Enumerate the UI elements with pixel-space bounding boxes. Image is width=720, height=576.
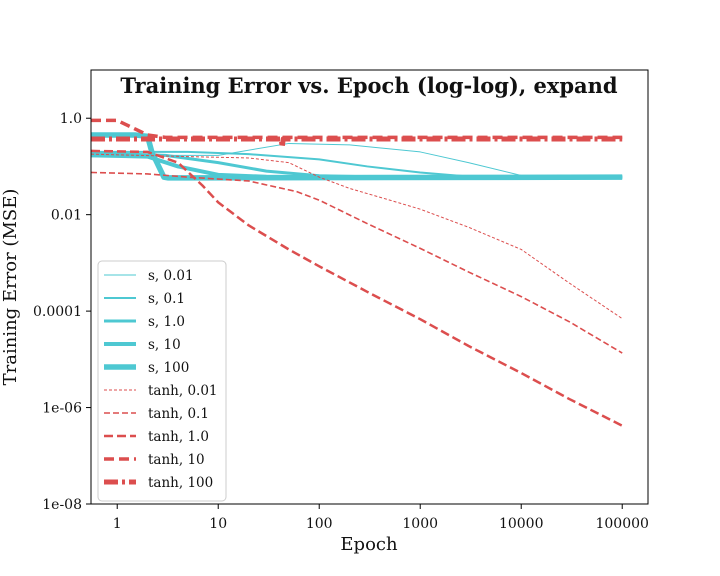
legend-label: s, 100: [148, 360, 189, 376]
plot-frame: [90, 69, 649, 505]
x-tick-label: 10000: [499, 516, 544, 532]
legend-label: s, 10: [148, 337, 181, 353]
legend-label: tanh, 1.0: [148, 429, 209, 445]
y-tick-label: 1.0: [60, 111, 82, 127]
legend: s, 0.01 s, 0.1 s, 1.0 s, 10 s, 100 tanh, 0.01…: [97, 260, 227, 502]
series-line-s-100: [91, 132, 623, 181]
y-tick-label: 1e-06: [42, 401, 82, 417]
x-axis-label: Epoch: [340, 534, 398, 555]
chart-title: Training Error vs. Epoch (log-log), expa…: [120, 73, 617, 98]
series-line-tanh-0-01: [91, 153, 623, 319]
y-tick-label: 1e-08: [42, 497, 82, 513]
series-line-tanh-100: [91, 136, 623, 150]
series-line-tanh-1-0: [91, 149, 623, 427]
legend-label: tanh, 10: [148, 452, 205, 468]
y-axis-label: Training Error (MSE): [0, 189, 21, 386]
legend-label: s, 0.01: [148, 268, 194, 284]
series-line-tanh-0-1: [91, 171, 623, 354]
x-tick-label: 10: [209, 516, 227, 532]
y-tick-label: 0.01: [51, 208, 82, 224]
series-line-tanh-10: [91, 118, 623, 140]
series-layer: [91, 118, 623, 427]
x-tick-label: 1000: [402, 516, 438, 532]
x-tick-label: 1: [113, 516, 122, 532]
x-tick-label: 100: [306, 516, 333, 532]
y-axis: 1e-08 1e-06 0.0001 0.01 1.0: [33, 111, 91, 513]
legend-label: tanh, 0.1: [148, 406, 209, 422]
y-tick-label: 0.0001: [33, 304, 82, 320]
legend-label: s, 1.0: [148, 314, 185, 330]
legend-label: tanh, 100: [148, 475, 213, 491]
x-tick-label: 100000: [595, 516, 648, 532]
legend-label: s, 0.1: [148, 291, 185, 307]
legend-label: tanh, 0.01: [148, 383, 218, 399]
x-axis: 1 10 100 1000 10000 100000: [113, 504, 649, 532]
series-line-s-10: [91, 153, 623, 180]
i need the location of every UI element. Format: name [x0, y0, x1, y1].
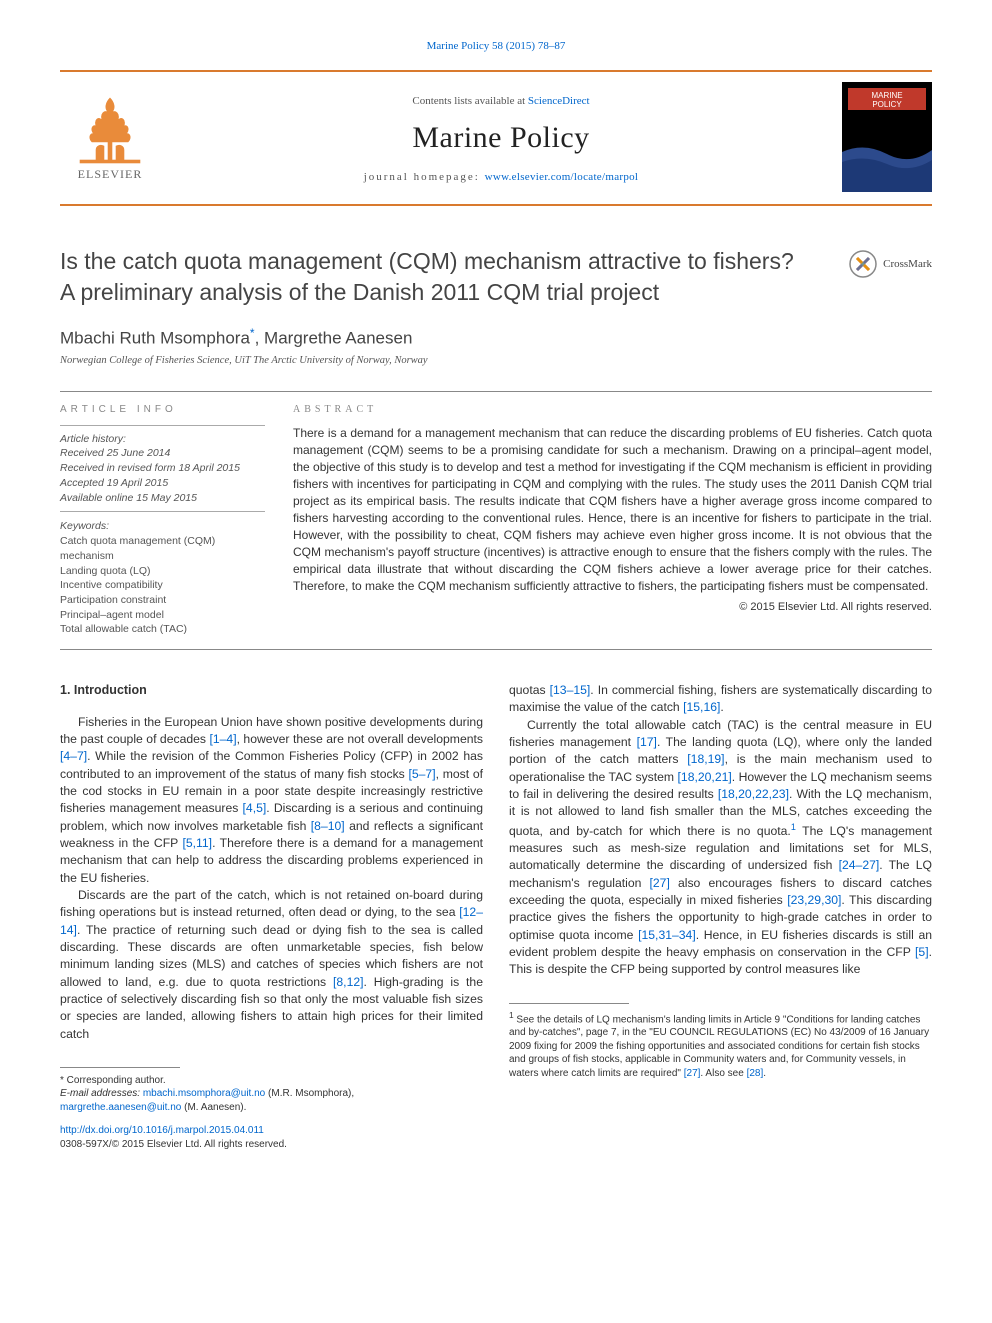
article-history: Article history: Received 25 June 2014 R…: [60, 425, 265, 512]
journal-name: Marine Policy: [160, 121, 842, 155]
intro-para-3: Currently the total allowable catch (TAC…: [509, 717, 932, 979]
ref-link[interactable]: [5]: [915, 945, 929, 959]
intro-para-1: Fisheries in the European Union have sho…: [60, 714, 483, 887]
ref-link[interactable]: [8,12]: [333, 975, 364, 989]
elsevier-logo: ELSEVIER: [60, 90, 160, 189]
abstract-heading: ABSTRACT: [293, 404, 932, 415]
ref-link[interactable]: [13–15]: [550, 683, 591, 697]
citation-header: Marine Policy 58 (2015) 78–87: [60, 40, 932, 52]
issn-copyright: 0308-597X/© 2015 Elsevier Ltd. All right…: [60, 1139, 287, 1150]
footnote-separator: [509, 1003, 629, 1004]
email-link[interactable]: mbachi.msomphora@uit.no: [143, 1088, 265, 1099]
ref-link[interactable]: [18,19]: [687, 752, 724, 766]
author-1: Mbachi Ruth Msomphora: [60, 329, 250, 348]
ref-link[interactable]: [17]: [637, 735, 657, 749]
intro-para-2: Discards are the part of the catch, whic…: [60, 887, 483, 1043]
abstract-copyright: © 2015 Elsevier Ltd. All rights reserved…: [293, 601, 932, 613]
ref-link[interactable]: [18,20,21]: [678, 770, 732, 784]
crossmark-badge[interactable]: CrossMark: [849, 250, 932, 278]
ref-link[interactable]: [23,29,30]: [787, 893, 841, 907]
crossmark-icon: [849, 250, 877, 278]
ref-link[interactable]: [8–10]: [311, 819, 345, 833]
elsevier-tree-icon: ELSEVIER: [60, 90, 160, 185]
journal-homepage-link[interactable]: www.elsevier.com/locate/marpol: [485, 171, 639, 183]
svg-text:MARINE: MARINE: [871, 91, 902, 100]
article-info-heading: ARTICLE INFO: [60, 404, 265, 415]
footnote-separator: [60, 1067, 180, 1068]
footnote-1: 1 See the details of LQ mechanism's land…: [509, 1010, 932, 1081]
ref-link[interactable]: [5–7]: [408, 767, 435, 781]
doi-link[interactable]: http://dx.doi.org/10.1016/j.marpol.2015.…: [60, 1125, 264, 1136]
doi-block: http://dx.doi.org/10.1016/j.marpol.2015.…: [60, 1124, 483, 1151]
ref-link[interactable]: [18,20,22,23]: [718, 787, 789, 801]
contents-line: Contents lists available at ScienceDirec…: [160, 95, 842, 107]
ref-link[interactable]: [1–4]: [209, 732, 236, 746]
journal-homepage: journal homepage: www.elsevier.com/locat…: [160, 171, 842, 183]
ref-link[interactable]: [5,11]: [182, 836, 212, 850]
keywords-label: Keywords:: [60, 520, 265, 532]
ref-link[interactable]: [28]: [747, 1068, 764, 1079]
journal-header: ELSEVIER Contents lists available at Sci…: [60, 70, 932, 206]
right-column: quotas [13–15]. In commercial fishing, f…: [509, 682, 932, 1151]
citation-link[interactable]: Marine Policy 58 (2015) 78–87: [427, 40, 566, 52]
keywords-list: Catch quota management (CQM) mechanism L…: [60, 534, 265, 637]
ref-link[interactable]: [15,16]: [683, 700, 720, 714]
sciencedirect-link[interactable]: ScienceDirect: [528, 95, 590, 107]
article-title: Is the catch quota management (CQM) mech…: [60, 246, 810, 308]
body-two-column: 1. Introduction Fisheries in the Europea…: [60, 682, 932, 1151]
email-link[interactable]: margrethe.aanesen@uit.no: [60, 1102, 181, 1113]
ref-link[interactable]: [15,31–34]: [638, 928, 696, 942]
intro-para-2-cont: quotas [13–15]. In commercial fishing, f…: [509, 682, 932, 717]
ref-link[interactable]: [27]: [650, 876, 670, 890]
ref-link[interactable]: [24–27]: [839, 858, 880, 872]
left-column: 1. Introduction Fisheries in the Europea…: [60, 682, 483, 1151]
journal-cover-thumb: MARINE POLICY: [842, 82, 932, 196]
affiliation: Norwegian College of Fisheries Science, …: [60, 355, 932, 366]
ref-link[interactable]: [27]: [684, 1068, 701, 1079]
corresponding-author-note: * Corresponding author. E-mail addresses…: [60, 1074, 483, 1115]
ref-link[interactable]: [4–7]: [60, 749, 87, 763]
section-1-heading: 1. Introduction: [60, 682, 483, 700]
ref-link[interactable]: [4,5]: [243, 801, 267, 815]
authors-line: Mbachi Ruth Msomphora*, Margrethe Aanese…: [60, 326, 932, 349]
author-2: Margrethe Aanesen: [264, 329, 412, 348]
crossmark-label: CrossMark: [883, 258, 932, 270]
svg-text:POLICY: POLICY: [872, 100, 902, 109]
svg-text:ELSEVIER: ELSEVIER: [78, 167, 143, 181]
abstract-text: There is a demand for a management mecha…: [293, 425, 932, 595]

──────────────────────────────

## Instructions to follow
Swap "ref-link" for "citation-link" everywhere in the entries above and give the lines again with nothing else changed. Leave out the pictures.

## Expected answer
Enumerate the UI elements with pixel-space bounding boxes. Image is width=720, height=576.
legend-label: s, 100: [148, 360, 189, 376]
plot-frame: [90, 69, 649, 505]
x-tick-label: 10000: [499, 516, 544, 532]
legend-label: s, 10: [148, 337, 181, 353]
legend-label: tanh, 1.0: [148, 429, 209, 445]
y-tick-label: 1.0: [60, 111, 82, 127]
legend: s, 0.01 s, 0.1 s, 1.0 s, 10 s, 100 tanh, 0.01…: [97, 260, 227, 502]
series-line-s-100: [91, 132, 623, 181]
y-tick-label: 1e-06: [42, 401, 82, 417]
x-axis-label: Epoch: [340, 534, 398, 555]
chart-title: Training Error vs. Epoch (log-log), expa…: [120, 73, 617, 98]
series-line-tanh-0-01: [91, 153, 623, 319]
y-tick-label: 1e-08: [42, 497, 82, 513]
series-line-tanh-100: [91, 136, 623, 150]
series-line-tanh-1-0: [91, 149, 623, 427]
legend-label: tanh, 10: [148, 452, 205, 468]
y-axis-label: Training Error (MSE): [0, 189, 21, 386]
legend-label: s, 0.01: [148, 268, 194, 284]
series-line-tanh-0-1: [91, 171, 623, 354]
x-tick-label: 10: [209, 516, 227, 532]
y-tick-label: 0.01: [51, 208, 82, 224]
series-line-tanh-10: [91, 118, 623, 140]
series-layer: [91, 118, 623, 427]
x-tick-label: 1000: [402, 516, 438, 532]
x-tick-label: 1: [113, 516, 122, 532]
x-tick-label: 100: [306, 516, 333, 532]
y-axis: 1e-08 1e-06 0.0001 0.01 1.0: [33, 111, 91, 513]
legend-label: tanh, 0.1: [148, 406, 209, 422]
y-tick-label: 0.0001: [33, 304, 82, 320]
legend-label: s, 1.0: [148, 314, 185, 330]
legend-label: tanh, 100: [148, 475, 213, 491]
x-tick-label: 100000: [595, 516, 648, 532]
legend-label: s, 0.1: [148, 291, 185, 307]
legend-label: tanh, 0.01: [148, 383, 218, 399]
x-axis: 1 10 100 1000 10000 100000: [113, 504, 649, 532]
series-line-s-10: [91, 153, 623, 180]
i need the location of every UI element. Format: name [x0, y0, x1, y1].
article-history: Article history: Received 25 June 2014 R…: [60, 425, 265, 512]
journal-name: Marine Policy: [160, 121, 842, 155]
intro-para-3: Currently the total allowable catch (TAC…: [509, 717, 932, 979]
citation-link[interactable]: [5]: [915, 945, 929, 959]
intro-para-1: Fisheries in the European Union have sho…: [60, 714, 483, 887]
citation-link[interactable]: [8,12]: [333, 975, 364, 989]
elsevier-logo: ELSEVIER: [60, 90, 160, 189]
abstract-heading: ABSTRACT: [293, 404, 932, 415]
citation-link[interactable]: [13–15]: [550, 683, 591, 697]
citation-header: Marine Policy 58 (2015) 78–87: [60, 40, 932, 52]
issn-copyright: 0308-597X/© 2015 Elsevier Ltd. All right…: [60, 1139, 287, 1150]
footnote-separator: [509, 1003, 629, 1004]
email-link[interactable]: mbachi.msomphora@uit.no: [143, 1088, 265, 1099]
citation-link[interactable]: [18,19]: [687, 752, 724, 766]
author-1: Mbachi Ruth Msomphora: [60, 329, 250, 348]
citation-link[interactable]: [17]: [637, 735, 657, 749]
intro-para-2: Discards are the part of the catch, whic…: [60, 887, 483, 1043]
abstract-copyright: © 2015 Elsevier Ltd. All rights reserved…: [293, 601, 932, 613]
citation-link[interactable]: [18,20,21]: [678, 770, 732, 784]
crossmark-badge[interactable]: CrossMark: [849, 250, 932, 278]
citation-link[interactable]: [23,29,30]: [787, 893, 841, 907]
crossmark-icon: [849, 250, 877, 278]
citation-link[interactable]: [8–10]: [311, 819, 345, 833]
elsevier-tree-icon: ELSEVIER: [60, 90, 160, 185]
journal-homepage-link[interactable]: www.elsevier.com/locate/marpol: [485, 171, 639, 183]
svg-text:MARINE: MARINE: [871, 91, 902, 100]
article-info-heading: ARTICLE INFO: [60, 404, 265, 415]
footnote-separator: [60, 1067, 180, 1068]
footnote-1: 1 See the details of LQ mechanism's land…: [509, 1010, 932, 1081]
citation-link[interactable]: [5–7]: [408, 767, 435, 781]
doi-link[interactable]: http://dx.doi.org/10.1016/j.marpol.2015.…: [60, 1125, 264, 1136]
doi-block: http://dx.doi.org/10.1016/j.marpol.2015.…: [60, 1124, 483, 1151]
citation-link[interactable]: [18,20,22,23]: [718, 787, 789, 801]
contents-line: Contents lists available at ScienceDirec…: [160, 95, 842, 107]
citation-link[interactable]: [1–4]: [209, 732, 236, 746]
journal-homepage: journal homepage: www.elsevier.com/locat…: [160, 171, 842, 183]
citation-link[interactable]: [5,11]: [182, 836, 212, 850]
keywords-label: Keywords:: [60, 520, 265, 532]
citation-link[interactable]: [28]: [747, 1068, 764, 1079]
journal-header: ELSEVIER Contents lists available at Sci…: [60, 70, 932, 206]
right-column: quotas [13–15]. In commercial fishing, f…: [509, 682, 932, 1151]
citation-link[interactable]: Marine Policy 58 (2015) 78–87: [427, 40, 566, 52]
keywords-list: Catch quota management (CQM) mechanism L…: [60, 534, 265, 637]
citation-link[interactable]: [15,16]: [683, 700, 720, 714]
sciencedirect-link[interactable]: ScienceDirect: [528, 95, 590, 107]
article-title: Is the catch quota management (CQM) mech…: [60, 246, 810, 308]
body-two-column: 1. Introduction Fisheries in the Europea…: [60, 682, 932, 1151]
email-link[interactable]: margrethe.aanesen@uit.no: [60, 1102, 181, 1113]
citation-link[interactable]: [15,31–34]: [638, 928, 696, 942]
intro-para-2-cont: quotas [13–15]. In commercial fishing, f…: [509, 682, 932, 717]
citation-link[interactable]: [27]: [650, 876, 670, 890]
citation-link[interactable]: [24–27]: [839, 858, 880, 872]
left-column: 1. Introduction Fisheries in the Europea…: [60, 682, 483, 1151]
journal-cover-thumb: MARINE POLICY: [842, 82, 932, 196]
affiliation: Norwegian College of Fisheries Science, …: [60, 355, 932, 366]
citation-link[interactable]: [27]: [684, 1068, 701, 1079]
corresponding-author-note: * Corresponding author. E-mail addresses…: [60, 1074, 483, 1115]
citation-link[interactable]: [4–7]: [60, 749, 87, 763]
section-1-heading: 1. Introduction: [60, 682, 483, 700]
citation-link[interactable]: [4,5]: [243, 801, 267, 815]
authors-line: Mbachi Ruth Msomphora*, Margrethe Aanese…: [60, 326, 932, 349]
author-2: Margrethe Aanesen: [264, 329, 412, 348]
crossmark-label: CrossMark: [883, 258, 932, 270]
svg-text:POLICY: POLICY: [872, 100, 902, 109]
svg-text:ELSEVIER: ELSEVIER: [78, 167, 143, 181]
abstract-text: There is a demand for a management mecha…: [293, 425, 932, 595]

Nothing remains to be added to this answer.